Goal of the exercise: Below are some records. Copy every line in them that holds "name".

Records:

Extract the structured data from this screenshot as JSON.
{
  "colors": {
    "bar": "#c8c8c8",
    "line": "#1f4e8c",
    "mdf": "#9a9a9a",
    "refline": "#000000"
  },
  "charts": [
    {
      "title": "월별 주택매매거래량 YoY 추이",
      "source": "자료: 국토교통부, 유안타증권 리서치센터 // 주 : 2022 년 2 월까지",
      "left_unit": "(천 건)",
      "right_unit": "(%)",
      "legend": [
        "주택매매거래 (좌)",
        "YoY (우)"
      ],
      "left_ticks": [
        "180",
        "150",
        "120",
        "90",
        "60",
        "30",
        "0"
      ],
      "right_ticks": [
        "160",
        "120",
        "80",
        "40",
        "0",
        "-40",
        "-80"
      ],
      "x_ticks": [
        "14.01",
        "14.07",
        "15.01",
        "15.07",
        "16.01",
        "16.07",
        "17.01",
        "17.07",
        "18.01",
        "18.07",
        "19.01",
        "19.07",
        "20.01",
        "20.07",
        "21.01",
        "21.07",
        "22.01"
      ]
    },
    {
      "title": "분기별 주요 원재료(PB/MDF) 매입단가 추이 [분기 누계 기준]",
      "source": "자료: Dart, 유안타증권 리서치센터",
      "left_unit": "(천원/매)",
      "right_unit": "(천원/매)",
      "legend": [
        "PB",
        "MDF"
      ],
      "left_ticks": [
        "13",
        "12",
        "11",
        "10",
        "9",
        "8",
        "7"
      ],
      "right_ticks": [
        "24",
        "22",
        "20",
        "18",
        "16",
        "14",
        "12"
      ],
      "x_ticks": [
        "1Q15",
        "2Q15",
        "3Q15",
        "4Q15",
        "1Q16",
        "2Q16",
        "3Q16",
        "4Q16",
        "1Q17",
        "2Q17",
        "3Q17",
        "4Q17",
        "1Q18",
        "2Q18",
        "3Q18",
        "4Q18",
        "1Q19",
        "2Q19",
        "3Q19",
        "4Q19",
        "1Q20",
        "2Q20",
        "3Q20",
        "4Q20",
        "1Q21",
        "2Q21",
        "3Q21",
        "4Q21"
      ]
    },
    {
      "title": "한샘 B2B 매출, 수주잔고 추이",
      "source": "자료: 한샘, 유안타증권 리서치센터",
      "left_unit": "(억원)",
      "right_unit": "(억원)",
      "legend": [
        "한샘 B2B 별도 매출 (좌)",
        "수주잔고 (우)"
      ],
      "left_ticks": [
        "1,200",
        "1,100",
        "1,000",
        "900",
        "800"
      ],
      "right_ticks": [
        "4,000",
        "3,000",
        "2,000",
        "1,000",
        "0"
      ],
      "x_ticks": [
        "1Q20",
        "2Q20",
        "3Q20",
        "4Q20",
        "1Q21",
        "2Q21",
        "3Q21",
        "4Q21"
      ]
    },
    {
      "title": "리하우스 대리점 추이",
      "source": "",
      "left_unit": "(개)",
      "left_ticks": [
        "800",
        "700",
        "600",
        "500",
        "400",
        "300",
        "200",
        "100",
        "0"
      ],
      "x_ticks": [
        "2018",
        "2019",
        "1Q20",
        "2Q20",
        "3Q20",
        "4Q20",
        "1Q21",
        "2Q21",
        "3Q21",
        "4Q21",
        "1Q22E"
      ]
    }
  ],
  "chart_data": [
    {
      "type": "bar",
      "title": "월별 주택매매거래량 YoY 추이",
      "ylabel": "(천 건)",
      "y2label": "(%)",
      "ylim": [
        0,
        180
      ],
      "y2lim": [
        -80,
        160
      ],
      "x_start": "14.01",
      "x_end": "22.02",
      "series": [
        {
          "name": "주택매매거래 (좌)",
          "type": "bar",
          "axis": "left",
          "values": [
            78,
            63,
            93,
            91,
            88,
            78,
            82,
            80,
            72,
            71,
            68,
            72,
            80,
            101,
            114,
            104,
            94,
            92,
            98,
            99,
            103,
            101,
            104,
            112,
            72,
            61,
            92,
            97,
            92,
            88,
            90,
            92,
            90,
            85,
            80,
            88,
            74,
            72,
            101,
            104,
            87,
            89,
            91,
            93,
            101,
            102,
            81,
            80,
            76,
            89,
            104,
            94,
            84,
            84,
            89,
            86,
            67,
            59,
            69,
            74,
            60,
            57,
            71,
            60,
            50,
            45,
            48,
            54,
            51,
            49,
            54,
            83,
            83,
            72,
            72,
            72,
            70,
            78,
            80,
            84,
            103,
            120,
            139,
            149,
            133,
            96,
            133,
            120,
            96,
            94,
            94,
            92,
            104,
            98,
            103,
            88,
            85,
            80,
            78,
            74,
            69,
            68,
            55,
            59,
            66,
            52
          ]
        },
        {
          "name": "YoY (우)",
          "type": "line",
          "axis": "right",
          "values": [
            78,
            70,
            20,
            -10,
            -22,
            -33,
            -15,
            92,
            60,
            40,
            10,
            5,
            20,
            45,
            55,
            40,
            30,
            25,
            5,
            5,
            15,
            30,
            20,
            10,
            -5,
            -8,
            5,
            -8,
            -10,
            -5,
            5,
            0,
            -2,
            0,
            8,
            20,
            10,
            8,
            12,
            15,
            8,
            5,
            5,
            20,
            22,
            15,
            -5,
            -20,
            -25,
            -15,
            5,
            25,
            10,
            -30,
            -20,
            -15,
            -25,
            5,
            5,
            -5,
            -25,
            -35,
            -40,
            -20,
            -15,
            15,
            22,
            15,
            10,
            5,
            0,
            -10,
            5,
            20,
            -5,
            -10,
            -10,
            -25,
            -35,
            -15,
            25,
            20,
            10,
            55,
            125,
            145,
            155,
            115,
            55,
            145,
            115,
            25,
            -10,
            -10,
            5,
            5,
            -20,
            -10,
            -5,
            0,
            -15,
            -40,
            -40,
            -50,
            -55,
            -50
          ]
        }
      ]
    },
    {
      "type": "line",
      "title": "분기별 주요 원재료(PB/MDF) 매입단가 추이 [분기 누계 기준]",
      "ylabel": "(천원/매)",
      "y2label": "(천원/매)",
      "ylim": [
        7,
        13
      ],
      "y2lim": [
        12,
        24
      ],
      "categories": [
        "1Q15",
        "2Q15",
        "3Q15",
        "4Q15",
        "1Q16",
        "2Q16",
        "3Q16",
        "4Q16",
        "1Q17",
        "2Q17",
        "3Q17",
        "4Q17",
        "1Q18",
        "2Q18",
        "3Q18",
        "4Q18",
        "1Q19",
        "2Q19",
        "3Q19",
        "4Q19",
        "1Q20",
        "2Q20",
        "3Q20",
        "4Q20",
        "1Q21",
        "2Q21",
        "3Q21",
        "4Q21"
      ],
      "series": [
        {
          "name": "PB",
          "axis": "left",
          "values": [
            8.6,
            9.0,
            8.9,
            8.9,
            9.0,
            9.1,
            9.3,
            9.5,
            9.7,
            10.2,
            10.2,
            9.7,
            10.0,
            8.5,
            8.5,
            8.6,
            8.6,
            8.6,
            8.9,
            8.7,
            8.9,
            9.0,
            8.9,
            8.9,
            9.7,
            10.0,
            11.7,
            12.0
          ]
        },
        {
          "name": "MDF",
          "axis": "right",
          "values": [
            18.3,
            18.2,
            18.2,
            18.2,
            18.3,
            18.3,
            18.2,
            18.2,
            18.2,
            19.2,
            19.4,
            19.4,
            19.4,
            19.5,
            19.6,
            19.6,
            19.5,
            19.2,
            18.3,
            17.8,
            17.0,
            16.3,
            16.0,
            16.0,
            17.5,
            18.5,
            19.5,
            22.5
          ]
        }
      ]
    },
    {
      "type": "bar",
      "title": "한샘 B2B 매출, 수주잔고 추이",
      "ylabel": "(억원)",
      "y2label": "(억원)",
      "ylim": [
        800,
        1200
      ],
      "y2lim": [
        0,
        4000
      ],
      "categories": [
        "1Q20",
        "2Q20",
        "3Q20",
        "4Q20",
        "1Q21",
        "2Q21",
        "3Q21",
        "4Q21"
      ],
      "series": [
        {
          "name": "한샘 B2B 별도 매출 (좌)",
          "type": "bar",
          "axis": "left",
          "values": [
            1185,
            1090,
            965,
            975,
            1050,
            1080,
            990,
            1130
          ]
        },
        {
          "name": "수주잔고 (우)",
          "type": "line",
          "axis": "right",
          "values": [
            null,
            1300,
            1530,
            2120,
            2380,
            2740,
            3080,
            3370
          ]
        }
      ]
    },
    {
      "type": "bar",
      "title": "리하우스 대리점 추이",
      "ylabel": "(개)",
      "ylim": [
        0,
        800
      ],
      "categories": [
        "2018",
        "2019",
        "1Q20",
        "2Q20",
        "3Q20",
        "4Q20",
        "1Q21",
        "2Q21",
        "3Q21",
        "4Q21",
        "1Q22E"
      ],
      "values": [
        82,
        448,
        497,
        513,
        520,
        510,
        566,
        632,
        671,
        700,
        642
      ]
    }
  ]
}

Exercise result:
          "name": "주택매매거래 (좌)",
          "name": "YoY (우)",
          "name": "PB",
          "name": "MDF",
          "name": "한샘 B2B 별도 매출 (좌)",
          "name": "수주잔고 (우)",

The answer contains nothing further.